> [TASK REQUIREMENTS]
Please return the full listing below without altering anything.

---

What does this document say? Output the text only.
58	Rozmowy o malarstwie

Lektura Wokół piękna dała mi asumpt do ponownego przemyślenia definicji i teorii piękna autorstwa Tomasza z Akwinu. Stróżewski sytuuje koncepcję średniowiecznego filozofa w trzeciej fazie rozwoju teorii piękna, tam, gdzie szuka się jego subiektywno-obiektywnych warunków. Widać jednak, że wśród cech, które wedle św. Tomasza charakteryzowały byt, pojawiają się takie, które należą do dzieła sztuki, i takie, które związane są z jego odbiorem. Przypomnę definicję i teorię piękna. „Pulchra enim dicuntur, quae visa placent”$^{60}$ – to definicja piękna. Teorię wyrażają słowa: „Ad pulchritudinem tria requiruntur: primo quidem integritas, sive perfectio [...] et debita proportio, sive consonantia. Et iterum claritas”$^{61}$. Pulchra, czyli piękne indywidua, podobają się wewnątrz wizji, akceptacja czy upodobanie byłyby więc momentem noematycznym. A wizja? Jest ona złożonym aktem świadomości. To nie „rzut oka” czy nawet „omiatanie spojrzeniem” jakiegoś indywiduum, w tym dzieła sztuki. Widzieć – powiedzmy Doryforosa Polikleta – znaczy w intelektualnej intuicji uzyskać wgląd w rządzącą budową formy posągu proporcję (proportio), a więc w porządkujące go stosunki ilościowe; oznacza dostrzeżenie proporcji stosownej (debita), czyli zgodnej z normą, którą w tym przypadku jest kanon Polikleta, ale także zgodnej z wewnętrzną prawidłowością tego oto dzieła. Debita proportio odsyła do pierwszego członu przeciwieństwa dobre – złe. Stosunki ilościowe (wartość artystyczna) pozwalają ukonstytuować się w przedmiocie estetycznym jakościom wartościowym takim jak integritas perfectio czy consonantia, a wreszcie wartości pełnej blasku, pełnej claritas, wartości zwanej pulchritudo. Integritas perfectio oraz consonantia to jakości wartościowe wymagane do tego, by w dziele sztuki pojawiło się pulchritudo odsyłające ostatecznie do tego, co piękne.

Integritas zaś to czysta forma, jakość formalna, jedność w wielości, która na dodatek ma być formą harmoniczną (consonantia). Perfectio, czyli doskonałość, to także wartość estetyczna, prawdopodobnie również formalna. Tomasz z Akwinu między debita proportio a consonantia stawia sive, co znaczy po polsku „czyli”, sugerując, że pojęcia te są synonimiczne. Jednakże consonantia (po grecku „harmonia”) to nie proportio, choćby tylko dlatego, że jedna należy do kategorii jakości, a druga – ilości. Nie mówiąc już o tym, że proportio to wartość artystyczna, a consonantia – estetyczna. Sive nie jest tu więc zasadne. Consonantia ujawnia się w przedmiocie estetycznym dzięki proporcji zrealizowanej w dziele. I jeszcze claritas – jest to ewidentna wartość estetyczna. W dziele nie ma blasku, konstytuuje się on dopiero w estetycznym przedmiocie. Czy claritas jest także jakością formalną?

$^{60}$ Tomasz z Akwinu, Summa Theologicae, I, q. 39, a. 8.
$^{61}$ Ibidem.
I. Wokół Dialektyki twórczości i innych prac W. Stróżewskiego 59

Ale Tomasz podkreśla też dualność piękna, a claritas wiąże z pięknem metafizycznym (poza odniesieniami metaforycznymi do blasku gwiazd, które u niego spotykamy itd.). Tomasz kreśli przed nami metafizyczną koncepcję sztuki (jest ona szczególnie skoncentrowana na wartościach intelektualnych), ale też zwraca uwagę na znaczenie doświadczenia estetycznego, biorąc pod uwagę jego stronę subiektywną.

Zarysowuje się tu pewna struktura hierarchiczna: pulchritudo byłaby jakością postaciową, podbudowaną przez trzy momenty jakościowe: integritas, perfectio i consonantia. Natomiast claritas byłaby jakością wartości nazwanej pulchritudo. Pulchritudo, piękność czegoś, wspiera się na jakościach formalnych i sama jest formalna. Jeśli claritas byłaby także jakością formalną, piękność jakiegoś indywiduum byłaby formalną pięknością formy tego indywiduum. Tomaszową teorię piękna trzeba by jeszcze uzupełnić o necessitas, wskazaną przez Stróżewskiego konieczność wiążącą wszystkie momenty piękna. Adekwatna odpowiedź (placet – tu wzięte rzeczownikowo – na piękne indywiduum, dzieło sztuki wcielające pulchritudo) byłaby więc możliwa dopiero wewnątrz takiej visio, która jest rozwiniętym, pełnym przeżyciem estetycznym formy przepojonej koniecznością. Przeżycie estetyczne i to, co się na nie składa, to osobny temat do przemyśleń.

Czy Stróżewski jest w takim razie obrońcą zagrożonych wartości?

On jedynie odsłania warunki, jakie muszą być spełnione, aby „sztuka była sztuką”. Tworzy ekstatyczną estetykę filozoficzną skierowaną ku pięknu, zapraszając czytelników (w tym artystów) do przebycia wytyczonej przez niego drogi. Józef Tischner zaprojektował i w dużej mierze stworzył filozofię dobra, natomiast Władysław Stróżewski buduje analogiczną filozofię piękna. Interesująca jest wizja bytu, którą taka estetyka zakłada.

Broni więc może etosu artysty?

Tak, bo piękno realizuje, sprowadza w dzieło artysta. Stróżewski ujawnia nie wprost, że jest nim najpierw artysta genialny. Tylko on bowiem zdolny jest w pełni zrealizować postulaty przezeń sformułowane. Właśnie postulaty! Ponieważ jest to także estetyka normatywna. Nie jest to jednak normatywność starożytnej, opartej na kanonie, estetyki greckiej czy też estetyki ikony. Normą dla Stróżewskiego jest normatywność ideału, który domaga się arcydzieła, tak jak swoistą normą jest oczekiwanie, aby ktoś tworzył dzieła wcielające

---

> [EXERCISE SOLUTION]
What does this document say? Output the text only.
58	Rozmowy o malarstwie

Lektura Wokół piękna dała mi asumpt do ponownego przemyślenia definicji i teorii piękna autorstwa Tomasza z Akwinu. Stróżewski sytuuje koncepcję średniowiecznego filozofa w trzeciej fazie rozwoju teorii piękna, tam, gdzie szuka się jego subiektywno-obiektywnych warunków. Widać jednak, że wśród cech, które wedle św. Tomasza charakteryzowały byt, pojawiają się takie, które należą do dzieła sztuki, i takie, które związane są z jego odbiorem. Przypomnę definicję i teorię piękna. „Pulchra enim dicuntur, quae visa placent”$^{60}$ – to definicja piękna. Teorię wyrażają słowa: „Ad pulchritudinem tria requiruntur: primo quidem integritas, sive perfectio [...] et debita proportio, sive consonantia. Et iterum claritas”$^{61}$. Pulchra, czyli piękne indywidua, podobają się wewnątrz wizji, akceptacja czy upodobanie byłyby więc momentem noematycznym. A wizja? Jest ona złożonym aktem świadomości. To nie „rzut oka” czy nawet „omiatanie spojrzeniem” jakiegoś indywiduum, w tym dzieła sztuki. Widzieć – powiedzmy Doryforosa Polikleta – znaczy w intelektualnej intuicji uzyskać wgląd w rządzącą budową formy posągu proporcję (proportio), a więc w porządkujące go stosunki ilościowe; oznacza dostrzeżenie proporcji stosownej (debita), czyli zgodnej z normą, którą w tym przypadku jest kanon Polikleta, ale także zgodnej z wewnętrzną prawidłowością tego oto dzieła. Debita proportio odsyła do pierwszego członu przeciwieństwa dobre – złe. Stosunki ilościowe (wartość artystyczna) pozwalają ukonstytuować się w przedmiocie estetycznym jakościom wartościowym takim jak integritas perfectio czy consonantia, a wreszcie wartości pełnej blasku, pełnej claritas, wartości zwanej pulchritudo. Integritas perfectio oraz consonantia to jakości wartościowe wymagane do tego, by w dziele sztuki pojawiło się pulchritudo odsyłające ostatecznie do tego, co piękne.

Integritas zaś to czysta forma, jakość formalna, jedność w wielości, która na dodatek ma być formą harmoniczną (consonantia). Perfectio, czyli doskonałość, to także wartość estetyczna, prawdopodobnie również formalna. Tomasz z Akwinu między debita proportio a consonantia stawia sive, co znaczy po polsku „czyli”, sugerując, że pojęcia te są synonimiczne. Jednakże consonantia (po grecku „harmonia”) to nie proportio, choćby tylko dlatego, że jedna należy do kategorii jakości, a druga – ilości. Nie mówiąc już o tym, że proportio to wartość artystyczna, a consonantia – estetyczna. Sive nie jest tu więc zasadne. Consonantia ujawnia się w przedmiocie estetycznym dzięki proporcji zrealizowanej w dziele. I jeszcze claritas – jest to ewidentna wartość estetyczna. W dziele nie ma blasku, konstytuuje się on dopiero w estetycznym przedmiocie. Czy claritas jest także jakością formalną?

$^{60}$ Tomasz z Akwinu, Summa Theologicae, I, q. 39, a. 8.
$^{61}$ Ibidem.
I. Wokół Dialektyki twórczości i innych prac W. Stróżewskiego 59

Ale Tomasz podkreśla też dualność piękna, a claritas wiąże z pięknem metafizycznym (poza odniesieniami metaforycznymi do blasku gwiazd, które u niego spotykamy itd.). Tomasz kreśli przed nami metafizyczną koncepcję sztuki (jest ona szczególnie skoncentrowana na wartościach intelektualnych), ale też zwraca uwagę na znaczenie doświadczenia estetycznego, biorąc pod uwagę jego stronę subiektywną.

Zarysowuje się tu pewna struktura hierarchiczna: pulchritudo byłaby jakością postaciową, podbudowaną przez trzy momenty jakościowe: integritas, perfectio i consonantia. Natomiast claritas byłaby jakością wartości nazwanej pulchritudo. Pulchritudo, piękność czegoś, wspiera się na jakościach formalnych i sama jest formalna. Jeśli claritas byłaby także jakością formalną, piękność jakiegoś indywiduum byłaby formalną pięknością formy tego indywiduum. Tomaszową teorię piękna trzeba by jeszcze uzupełnić o necessitas, wskazaną przez Stróżewskiego konieczność wiążącą wszystkie momenty piękna. Adekwatna odpowiedź (placet – tu wzięte rzeczownikowo – na piękne indywiduum, dzieło sztuki wcielające pulchritudo) byłaby więc możliwa dopiero wewnątrz takiej visio, która jest rozwiniętym, pełnym przeżyciem estetycznym formy przepojonej koniecznością. Przeżycie estetyczne i to, co się na nie składa, to osobny temat do przemyśleń.

Czy Stróżewski jest w takim razie obrońcą zagrożonych wartości?

On jedynie odsłania warunki, jakie muszą być spełnione, aby „sztuka była sztuką”. Tworzy ekstatyczną estetykę filozoficzną skierowaną ku pięknu, zapraszając czytelników (w tym artystów) do przebycia wytyczonej przez niego drogi. Józef Tischner zaprojektował i w dużej mierze stworzył filozofię dobra, natomiast Władysław Stróżewski buduje analogiczną filozofię piękna. Interesująca jest wizja bytu, którą taka estetyka zakłada.

Broni więc może etosu artysty?

Tak, bo piękno realizuje, sprowadza w dzieło artysta. Stróżewski ujawnia nie wprost, że jest nim najpierw artysta genialny. Tylko on bowiem zdolny jest w pełni zrealizować postulaty przezeń sformułowane. Właśnie postulaty! Ponieważ jest to także estetyka normatywna. Nie jest to jednak normatywność starożytnej, opartej na kanonie, estetyki greckiej czy też estetyki ikony. Normą dla Stróżewskiego jest normatywność ideału, który domaga się arcydzieła, tak jak swoistą normą jest oczekiwanie, aby ktoś tworzył dzieła wcielające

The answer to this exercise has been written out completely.